■ **WRITTEN REQUEST**: Reply with only the number of lines that contain the string "POINT".

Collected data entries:
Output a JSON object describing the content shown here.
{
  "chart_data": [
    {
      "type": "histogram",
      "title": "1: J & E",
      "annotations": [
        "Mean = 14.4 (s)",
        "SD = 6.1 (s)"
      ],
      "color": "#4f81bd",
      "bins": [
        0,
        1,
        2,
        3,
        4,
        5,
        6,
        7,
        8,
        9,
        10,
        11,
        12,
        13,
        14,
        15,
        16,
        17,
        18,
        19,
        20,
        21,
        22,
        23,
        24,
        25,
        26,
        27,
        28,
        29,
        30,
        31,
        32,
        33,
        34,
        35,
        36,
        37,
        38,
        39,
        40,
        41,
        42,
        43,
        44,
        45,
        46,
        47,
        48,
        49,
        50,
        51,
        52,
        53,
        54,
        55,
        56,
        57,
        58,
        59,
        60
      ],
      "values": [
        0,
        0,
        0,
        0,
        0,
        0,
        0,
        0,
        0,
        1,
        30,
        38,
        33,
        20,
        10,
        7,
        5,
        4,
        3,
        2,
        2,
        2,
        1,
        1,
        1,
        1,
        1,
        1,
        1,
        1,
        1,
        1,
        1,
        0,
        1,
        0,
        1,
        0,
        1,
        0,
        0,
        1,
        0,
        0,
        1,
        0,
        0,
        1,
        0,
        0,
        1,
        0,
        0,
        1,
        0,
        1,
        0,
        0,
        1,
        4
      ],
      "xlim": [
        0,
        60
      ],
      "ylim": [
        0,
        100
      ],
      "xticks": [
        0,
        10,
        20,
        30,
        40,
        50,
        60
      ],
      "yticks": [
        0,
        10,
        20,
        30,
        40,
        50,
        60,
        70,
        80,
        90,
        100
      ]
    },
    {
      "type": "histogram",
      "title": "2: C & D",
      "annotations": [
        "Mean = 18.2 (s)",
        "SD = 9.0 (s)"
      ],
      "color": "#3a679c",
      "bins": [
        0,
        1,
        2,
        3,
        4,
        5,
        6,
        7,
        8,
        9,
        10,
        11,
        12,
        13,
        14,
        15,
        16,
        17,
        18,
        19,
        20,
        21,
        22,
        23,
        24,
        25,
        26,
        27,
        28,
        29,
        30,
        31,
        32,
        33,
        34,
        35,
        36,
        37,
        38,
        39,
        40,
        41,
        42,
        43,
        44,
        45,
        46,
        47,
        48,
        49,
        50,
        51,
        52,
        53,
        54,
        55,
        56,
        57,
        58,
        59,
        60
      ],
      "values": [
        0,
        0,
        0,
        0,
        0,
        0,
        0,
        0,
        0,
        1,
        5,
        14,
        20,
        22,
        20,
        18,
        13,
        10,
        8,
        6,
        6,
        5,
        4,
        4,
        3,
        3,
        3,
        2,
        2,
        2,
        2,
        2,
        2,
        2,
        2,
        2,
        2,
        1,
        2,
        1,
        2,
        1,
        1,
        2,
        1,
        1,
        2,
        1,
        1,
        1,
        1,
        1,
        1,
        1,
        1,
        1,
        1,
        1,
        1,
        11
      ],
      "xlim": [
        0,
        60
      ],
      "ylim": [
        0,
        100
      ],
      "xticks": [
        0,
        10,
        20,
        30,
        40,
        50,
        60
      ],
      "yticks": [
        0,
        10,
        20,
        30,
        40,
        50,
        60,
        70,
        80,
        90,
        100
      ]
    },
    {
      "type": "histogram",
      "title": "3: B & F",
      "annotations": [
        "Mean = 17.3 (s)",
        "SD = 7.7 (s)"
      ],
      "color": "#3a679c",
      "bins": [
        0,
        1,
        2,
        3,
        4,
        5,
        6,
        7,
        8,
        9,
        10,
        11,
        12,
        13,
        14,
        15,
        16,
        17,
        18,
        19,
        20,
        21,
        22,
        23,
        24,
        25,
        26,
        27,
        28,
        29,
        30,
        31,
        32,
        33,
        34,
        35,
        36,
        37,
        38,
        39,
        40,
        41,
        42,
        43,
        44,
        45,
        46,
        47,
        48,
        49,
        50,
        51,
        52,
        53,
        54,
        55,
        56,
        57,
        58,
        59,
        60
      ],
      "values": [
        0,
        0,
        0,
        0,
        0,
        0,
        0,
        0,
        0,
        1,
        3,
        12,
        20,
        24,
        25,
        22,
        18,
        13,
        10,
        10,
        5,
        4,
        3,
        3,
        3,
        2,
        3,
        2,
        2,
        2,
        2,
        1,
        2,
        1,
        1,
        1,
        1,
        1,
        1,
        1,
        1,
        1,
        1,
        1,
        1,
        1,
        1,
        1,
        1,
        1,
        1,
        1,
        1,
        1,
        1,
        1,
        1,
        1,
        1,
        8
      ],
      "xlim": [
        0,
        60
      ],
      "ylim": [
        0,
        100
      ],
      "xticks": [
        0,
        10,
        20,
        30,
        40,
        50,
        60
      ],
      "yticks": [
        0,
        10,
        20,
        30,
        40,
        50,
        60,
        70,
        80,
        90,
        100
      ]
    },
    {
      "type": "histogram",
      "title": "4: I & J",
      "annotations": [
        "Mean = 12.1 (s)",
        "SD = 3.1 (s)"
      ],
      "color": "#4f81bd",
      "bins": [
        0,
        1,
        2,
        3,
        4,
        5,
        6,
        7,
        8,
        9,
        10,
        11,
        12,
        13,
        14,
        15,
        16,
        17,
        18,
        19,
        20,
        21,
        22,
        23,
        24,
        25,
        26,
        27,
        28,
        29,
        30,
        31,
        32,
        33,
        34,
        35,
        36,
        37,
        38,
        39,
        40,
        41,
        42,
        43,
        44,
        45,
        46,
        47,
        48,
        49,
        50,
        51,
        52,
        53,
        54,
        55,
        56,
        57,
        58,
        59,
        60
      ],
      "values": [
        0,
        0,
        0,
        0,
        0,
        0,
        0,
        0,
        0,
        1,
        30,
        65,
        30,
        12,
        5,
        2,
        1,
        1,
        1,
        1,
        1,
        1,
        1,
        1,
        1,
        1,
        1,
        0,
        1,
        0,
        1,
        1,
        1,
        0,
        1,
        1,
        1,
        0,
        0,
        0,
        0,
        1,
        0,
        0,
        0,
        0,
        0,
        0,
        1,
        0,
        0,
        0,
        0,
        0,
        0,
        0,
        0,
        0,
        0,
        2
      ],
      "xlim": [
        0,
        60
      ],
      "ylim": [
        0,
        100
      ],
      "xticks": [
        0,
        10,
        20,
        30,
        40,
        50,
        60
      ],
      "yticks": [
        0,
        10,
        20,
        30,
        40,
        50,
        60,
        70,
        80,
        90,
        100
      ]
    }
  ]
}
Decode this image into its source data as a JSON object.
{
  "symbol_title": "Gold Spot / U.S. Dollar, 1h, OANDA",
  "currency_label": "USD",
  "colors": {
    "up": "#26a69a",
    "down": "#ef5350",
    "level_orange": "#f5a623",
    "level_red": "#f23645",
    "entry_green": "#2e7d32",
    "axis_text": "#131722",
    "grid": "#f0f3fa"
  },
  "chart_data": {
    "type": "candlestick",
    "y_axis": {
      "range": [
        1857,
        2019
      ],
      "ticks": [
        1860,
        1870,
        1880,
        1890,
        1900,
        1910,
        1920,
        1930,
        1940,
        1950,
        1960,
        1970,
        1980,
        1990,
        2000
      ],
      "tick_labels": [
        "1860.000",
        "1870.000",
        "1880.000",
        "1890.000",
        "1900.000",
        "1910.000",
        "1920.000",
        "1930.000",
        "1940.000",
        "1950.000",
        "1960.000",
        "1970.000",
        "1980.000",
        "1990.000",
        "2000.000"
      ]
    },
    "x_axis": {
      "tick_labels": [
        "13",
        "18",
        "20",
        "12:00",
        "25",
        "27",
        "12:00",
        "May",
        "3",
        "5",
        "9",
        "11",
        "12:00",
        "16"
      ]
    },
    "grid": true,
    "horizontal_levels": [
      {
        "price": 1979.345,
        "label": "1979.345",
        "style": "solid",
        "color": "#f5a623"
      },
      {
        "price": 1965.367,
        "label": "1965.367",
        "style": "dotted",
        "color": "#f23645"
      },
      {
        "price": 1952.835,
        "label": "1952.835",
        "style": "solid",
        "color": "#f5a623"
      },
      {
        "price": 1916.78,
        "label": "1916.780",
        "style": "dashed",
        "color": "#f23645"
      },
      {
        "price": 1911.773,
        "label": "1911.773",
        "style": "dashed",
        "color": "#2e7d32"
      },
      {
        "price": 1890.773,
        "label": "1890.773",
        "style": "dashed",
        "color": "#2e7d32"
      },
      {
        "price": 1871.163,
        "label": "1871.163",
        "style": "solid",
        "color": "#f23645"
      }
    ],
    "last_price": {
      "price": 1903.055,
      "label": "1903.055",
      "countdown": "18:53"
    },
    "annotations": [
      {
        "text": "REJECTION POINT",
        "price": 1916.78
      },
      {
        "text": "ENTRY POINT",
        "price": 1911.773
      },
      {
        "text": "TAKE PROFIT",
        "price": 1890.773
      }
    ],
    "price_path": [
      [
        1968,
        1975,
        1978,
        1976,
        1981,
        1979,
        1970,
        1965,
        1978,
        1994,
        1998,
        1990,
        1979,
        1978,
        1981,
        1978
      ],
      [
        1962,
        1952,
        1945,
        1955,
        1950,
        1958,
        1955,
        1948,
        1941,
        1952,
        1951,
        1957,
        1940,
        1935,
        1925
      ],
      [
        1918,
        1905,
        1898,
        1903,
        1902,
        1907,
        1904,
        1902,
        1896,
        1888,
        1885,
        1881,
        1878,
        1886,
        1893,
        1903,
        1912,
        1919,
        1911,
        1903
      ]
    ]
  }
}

■ **THE RESULT**: 2